Work to do:
How many lines in the entries below include the string "source"? Answer with the number only.

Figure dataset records

[START]

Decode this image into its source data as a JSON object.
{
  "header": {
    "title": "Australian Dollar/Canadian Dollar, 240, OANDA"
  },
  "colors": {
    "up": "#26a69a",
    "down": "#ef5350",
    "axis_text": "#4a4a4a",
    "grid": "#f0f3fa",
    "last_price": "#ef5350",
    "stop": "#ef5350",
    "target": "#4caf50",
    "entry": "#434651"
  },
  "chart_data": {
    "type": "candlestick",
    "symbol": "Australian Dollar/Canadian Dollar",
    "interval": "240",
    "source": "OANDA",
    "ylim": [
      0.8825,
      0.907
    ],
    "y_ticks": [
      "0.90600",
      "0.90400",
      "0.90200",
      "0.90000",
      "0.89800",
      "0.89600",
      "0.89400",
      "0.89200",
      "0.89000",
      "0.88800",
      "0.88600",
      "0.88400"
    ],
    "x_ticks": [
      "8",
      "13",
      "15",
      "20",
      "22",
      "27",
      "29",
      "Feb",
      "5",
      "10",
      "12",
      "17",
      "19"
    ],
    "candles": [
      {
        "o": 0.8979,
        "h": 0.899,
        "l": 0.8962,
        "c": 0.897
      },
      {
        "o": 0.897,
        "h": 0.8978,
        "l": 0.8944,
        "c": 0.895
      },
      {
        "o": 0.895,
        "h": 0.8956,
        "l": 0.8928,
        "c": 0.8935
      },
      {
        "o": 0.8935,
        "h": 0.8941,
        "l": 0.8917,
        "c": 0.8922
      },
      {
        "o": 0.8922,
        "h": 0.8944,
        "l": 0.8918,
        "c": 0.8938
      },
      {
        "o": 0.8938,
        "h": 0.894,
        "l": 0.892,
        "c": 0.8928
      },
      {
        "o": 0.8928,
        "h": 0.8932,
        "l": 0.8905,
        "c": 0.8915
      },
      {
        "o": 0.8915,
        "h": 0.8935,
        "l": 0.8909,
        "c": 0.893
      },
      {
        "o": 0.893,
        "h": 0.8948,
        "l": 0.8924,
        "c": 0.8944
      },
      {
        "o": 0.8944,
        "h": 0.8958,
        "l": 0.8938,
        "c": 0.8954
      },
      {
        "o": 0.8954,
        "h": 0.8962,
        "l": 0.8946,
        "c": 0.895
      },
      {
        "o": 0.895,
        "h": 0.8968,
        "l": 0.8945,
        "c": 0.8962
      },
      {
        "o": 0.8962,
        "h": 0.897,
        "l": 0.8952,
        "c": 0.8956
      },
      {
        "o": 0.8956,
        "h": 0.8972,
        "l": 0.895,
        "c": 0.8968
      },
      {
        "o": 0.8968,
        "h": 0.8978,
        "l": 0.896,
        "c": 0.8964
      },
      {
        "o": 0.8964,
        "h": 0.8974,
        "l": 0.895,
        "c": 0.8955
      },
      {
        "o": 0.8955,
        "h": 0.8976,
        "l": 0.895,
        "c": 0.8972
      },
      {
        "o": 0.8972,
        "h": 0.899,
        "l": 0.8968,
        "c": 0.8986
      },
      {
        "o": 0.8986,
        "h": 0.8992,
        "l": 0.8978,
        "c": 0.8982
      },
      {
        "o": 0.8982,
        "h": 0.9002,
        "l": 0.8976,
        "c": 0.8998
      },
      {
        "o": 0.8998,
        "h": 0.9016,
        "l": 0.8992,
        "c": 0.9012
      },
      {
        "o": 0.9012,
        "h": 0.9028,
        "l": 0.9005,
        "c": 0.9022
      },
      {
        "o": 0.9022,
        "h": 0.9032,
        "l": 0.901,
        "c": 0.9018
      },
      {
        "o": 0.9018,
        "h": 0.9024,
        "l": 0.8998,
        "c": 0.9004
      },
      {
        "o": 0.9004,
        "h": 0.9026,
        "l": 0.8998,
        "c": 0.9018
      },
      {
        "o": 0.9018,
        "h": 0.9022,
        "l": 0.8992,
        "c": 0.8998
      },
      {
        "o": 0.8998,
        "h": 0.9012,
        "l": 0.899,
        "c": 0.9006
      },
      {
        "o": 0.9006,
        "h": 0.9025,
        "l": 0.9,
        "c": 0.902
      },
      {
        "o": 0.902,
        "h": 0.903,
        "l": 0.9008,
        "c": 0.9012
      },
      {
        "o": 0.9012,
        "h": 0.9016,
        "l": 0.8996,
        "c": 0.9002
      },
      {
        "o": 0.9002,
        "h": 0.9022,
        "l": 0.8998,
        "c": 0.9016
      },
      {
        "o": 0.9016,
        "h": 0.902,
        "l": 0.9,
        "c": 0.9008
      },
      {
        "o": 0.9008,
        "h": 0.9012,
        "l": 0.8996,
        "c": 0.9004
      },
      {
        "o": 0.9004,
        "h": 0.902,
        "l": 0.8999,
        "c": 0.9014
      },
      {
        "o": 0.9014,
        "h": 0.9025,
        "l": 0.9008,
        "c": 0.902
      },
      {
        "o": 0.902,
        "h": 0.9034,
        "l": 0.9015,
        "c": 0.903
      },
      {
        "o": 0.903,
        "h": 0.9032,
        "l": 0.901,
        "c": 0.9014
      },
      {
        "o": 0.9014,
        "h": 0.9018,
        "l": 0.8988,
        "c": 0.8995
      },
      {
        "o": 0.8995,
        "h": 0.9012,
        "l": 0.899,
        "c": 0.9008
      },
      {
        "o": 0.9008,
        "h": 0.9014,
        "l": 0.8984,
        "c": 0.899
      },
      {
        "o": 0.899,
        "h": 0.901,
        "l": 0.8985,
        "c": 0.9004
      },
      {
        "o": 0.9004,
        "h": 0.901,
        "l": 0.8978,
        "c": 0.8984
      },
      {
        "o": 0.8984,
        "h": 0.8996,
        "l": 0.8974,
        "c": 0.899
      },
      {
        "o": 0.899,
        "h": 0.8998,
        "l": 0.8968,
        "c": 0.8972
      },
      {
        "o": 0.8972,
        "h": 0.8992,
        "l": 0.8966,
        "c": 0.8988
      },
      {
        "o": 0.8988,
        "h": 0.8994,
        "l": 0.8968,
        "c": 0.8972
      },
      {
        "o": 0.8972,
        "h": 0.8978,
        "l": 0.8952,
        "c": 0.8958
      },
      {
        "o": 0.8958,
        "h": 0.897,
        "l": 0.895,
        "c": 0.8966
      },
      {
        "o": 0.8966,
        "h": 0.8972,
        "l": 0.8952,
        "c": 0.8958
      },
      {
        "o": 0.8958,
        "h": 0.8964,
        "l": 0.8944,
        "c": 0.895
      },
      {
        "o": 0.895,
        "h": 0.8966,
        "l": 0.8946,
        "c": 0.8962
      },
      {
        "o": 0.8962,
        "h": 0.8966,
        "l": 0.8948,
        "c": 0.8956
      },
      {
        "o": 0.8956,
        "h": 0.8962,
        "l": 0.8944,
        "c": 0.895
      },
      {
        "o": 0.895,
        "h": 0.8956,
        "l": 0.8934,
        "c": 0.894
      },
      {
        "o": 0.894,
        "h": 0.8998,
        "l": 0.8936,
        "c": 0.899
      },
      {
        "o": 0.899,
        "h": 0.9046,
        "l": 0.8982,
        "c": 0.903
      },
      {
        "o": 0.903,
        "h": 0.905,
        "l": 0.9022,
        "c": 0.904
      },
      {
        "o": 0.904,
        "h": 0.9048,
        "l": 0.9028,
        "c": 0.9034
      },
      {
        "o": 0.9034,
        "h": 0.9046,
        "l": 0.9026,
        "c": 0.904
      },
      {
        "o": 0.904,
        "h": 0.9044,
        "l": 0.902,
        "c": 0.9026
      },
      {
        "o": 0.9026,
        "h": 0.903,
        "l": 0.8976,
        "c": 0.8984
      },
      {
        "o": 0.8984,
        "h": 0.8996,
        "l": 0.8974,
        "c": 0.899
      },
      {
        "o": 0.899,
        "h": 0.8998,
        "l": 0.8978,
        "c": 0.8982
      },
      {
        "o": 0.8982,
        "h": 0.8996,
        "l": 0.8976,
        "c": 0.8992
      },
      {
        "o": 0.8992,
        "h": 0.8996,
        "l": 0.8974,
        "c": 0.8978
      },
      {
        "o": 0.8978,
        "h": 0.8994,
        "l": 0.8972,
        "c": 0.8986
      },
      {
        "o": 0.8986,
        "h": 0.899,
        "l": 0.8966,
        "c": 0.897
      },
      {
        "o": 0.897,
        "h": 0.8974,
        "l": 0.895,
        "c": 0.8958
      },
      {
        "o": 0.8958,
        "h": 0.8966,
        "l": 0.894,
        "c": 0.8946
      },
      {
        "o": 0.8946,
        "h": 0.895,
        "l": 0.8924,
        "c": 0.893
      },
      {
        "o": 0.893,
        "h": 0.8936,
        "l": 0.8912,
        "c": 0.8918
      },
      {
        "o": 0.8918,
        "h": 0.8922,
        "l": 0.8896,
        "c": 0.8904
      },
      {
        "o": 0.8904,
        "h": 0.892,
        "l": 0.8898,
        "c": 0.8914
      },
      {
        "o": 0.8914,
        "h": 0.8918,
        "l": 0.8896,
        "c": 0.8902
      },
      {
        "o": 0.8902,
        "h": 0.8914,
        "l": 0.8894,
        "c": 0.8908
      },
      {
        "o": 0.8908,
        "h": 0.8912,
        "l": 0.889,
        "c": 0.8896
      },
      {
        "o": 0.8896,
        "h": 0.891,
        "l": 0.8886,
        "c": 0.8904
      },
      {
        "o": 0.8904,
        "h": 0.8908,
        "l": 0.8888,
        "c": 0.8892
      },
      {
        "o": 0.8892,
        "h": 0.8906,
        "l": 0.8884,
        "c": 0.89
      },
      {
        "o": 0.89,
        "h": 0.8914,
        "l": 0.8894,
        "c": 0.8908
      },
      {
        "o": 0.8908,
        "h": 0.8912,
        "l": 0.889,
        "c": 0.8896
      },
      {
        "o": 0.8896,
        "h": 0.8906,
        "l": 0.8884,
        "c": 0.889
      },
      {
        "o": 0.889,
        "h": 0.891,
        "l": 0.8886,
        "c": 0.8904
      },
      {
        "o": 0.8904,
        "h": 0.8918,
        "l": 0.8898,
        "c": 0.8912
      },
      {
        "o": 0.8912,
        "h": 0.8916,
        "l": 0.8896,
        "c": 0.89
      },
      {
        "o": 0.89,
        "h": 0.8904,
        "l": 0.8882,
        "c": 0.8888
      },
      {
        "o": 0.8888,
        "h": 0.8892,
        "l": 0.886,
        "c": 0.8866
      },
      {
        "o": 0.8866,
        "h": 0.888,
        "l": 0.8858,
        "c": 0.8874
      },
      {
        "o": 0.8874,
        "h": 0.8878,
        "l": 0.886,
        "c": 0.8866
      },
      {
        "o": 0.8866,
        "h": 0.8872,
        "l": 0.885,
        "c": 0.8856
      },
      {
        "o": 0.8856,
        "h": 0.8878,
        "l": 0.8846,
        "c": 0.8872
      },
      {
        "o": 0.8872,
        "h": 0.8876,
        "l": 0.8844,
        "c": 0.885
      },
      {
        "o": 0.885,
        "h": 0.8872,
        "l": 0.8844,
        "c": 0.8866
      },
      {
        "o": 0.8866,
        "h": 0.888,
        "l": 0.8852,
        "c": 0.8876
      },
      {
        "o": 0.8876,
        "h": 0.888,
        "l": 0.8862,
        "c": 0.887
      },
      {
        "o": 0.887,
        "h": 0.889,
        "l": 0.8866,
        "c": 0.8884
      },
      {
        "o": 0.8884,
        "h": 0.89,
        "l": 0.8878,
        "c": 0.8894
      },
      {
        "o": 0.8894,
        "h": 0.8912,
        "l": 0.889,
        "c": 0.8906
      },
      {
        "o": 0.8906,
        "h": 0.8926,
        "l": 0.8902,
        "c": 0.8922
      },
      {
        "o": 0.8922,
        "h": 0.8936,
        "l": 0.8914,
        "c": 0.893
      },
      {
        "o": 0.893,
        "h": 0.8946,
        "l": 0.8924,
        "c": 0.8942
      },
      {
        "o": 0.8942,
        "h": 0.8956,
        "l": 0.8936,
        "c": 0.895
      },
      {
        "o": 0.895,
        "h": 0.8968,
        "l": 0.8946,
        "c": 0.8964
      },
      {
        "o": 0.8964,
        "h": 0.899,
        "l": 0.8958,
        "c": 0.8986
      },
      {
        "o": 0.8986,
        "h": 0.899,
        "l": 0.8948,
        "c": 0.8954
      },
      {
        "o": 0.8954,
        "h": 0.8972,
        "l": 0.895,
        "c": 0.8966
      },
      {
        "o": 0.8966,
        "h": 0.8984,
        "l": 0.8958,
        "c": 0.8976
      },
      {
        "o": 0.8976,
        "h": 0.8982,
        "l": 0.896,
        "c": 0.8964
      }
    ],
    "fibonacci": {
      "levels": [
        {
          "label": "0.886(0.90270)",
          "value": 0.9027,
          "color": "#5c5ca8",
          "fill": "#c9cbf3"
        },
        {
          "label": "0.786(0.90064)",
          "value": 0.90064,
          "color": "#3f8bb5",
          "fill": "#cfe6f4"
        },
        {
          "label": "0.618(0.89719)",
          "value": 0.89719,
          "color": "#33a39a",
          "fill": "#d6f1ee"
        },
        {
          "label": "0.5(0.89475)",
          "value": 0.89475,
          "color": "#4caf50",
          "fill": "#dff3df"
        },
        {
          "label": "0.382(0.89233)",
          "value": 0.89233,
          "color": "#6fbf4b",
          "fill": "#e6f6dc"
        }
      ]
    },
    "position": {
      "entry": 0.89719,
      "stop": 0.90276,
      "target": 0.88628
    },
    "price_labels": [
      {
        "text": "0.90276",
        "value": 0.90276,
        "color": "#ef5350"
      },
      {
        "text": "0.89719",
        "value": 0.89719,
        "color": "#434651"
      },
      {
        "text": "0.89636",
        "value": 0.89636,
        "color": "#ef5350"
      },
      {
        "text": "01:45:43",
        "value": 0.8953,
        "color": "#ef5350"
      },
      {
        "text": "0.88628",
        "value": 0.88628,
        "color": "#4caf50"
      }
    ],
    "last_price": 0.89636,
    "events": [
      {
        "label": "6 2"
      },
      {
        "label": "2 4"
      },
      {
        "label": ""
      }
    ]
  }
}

[END]

Result of this task:
2